***** RECORDS FOR THIS EXERCISE

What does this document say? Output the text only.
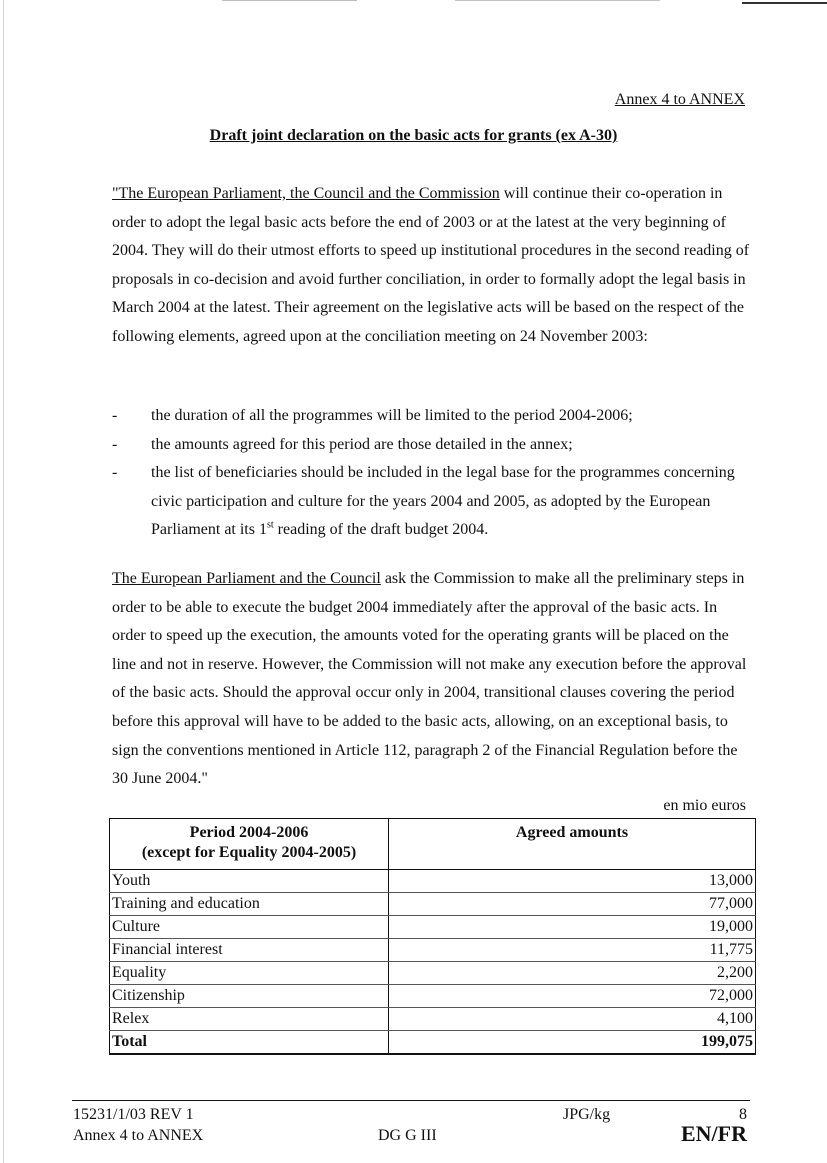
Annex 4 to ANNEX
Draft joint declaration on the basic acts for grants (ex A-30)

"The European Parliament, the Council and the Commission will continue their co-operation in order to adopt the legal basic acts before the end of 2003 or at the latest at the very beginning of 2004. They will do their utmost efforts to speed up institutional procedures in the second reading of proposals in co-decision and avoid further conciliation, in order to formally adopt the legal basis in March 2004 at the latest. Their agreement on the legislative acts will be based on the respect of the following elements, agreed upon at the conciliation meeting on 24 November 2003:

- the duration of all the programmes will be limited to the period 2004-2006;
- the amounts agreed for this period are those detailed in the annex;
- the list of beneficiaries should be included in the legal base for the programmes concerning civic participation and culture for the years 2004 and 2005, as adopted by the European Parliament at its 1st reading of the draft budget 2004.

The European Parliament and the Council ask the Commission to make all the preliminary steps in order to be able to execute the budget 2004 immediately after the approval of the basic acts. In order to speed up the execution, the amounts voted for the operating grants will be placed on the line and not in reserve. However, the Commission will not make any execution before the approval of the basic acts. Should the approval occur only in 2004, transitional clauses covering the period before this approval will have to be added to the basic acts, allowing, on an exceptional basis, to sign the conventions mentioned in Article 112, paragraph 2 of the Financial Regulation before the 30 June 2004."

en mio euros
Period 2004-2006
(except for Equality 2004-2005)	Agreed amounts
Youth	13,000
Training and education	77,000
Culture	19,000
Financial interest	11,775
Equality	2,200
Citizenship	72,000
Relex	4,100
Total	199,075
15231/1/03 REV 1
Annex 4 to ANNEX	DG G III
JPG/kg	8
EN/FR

**********
***** RECORDS FOR THIS EXERCISE

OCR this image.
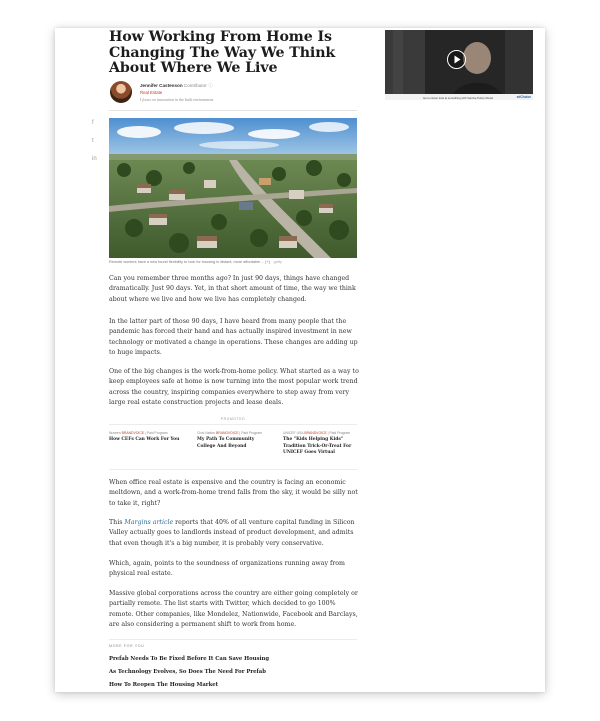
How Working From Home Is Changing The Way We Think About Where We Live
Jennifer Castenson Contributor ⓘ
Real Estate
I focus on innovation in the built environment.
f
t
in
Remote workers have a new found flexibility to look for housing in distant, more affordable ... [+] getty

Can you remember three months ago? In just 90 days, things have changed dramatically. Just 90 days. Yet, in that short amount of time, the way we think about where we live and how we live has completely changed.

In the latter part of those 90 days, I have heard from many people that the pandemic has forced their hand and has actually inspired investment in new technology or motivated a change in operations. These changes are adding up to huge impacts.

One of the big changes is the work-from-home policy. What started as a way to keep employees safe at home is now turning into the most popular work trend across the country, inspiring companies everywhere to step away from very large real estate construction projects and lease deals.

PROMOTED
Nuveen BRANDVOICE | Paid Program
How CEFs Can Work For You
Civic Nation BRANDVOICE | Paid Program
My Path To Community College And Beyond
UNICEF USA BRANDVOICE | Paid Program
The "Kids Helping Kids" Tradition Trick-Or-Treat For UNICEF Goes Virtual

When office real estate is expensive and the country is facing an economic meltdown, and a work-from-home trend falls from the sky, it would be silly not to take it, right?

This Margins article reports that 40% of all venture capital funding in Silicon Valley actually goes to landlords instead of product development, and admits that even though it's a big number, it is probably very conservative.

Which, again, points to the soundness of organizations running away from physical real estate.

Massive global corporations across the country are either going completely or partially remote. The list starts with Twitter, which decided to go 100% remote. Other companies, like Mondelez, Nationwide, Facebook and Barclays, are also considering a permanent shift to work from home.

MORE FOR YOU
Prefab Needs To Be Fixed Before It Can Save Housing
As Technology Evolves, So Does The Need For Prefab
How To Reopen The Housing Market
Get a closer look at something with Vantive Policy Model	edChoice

**********

(STATED EXERCISE)
Count the lines that hold the string "only", and reply with that number alone.

(SOLVED PROBLEM)
2